◆ **WHAT YOU SHOULD DO**: Copy every line that mentions the word "Column".

◆ **SUPPLIED DATA**:
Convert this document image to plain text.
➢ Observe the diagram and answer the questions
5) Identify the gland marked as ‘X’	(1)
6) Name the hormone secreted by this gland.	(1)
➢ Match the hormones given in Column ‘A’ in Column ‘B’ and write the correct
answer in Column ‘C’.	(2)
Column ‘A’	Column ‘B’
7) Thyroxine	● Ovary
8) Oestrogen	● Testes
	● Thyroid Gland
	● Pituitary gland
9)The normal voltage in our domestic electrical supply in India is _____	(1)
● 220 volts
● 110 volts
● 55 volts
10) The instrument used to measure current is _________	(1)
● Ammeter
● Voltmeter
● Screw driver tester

◆ **TASK OUTPUT**:
➢ Match the hormones given in Column ‘A’ in Column ‘B’ and write the correct
answer in Column ‘C’.	(2)
Column ‘A’	Column ‘B’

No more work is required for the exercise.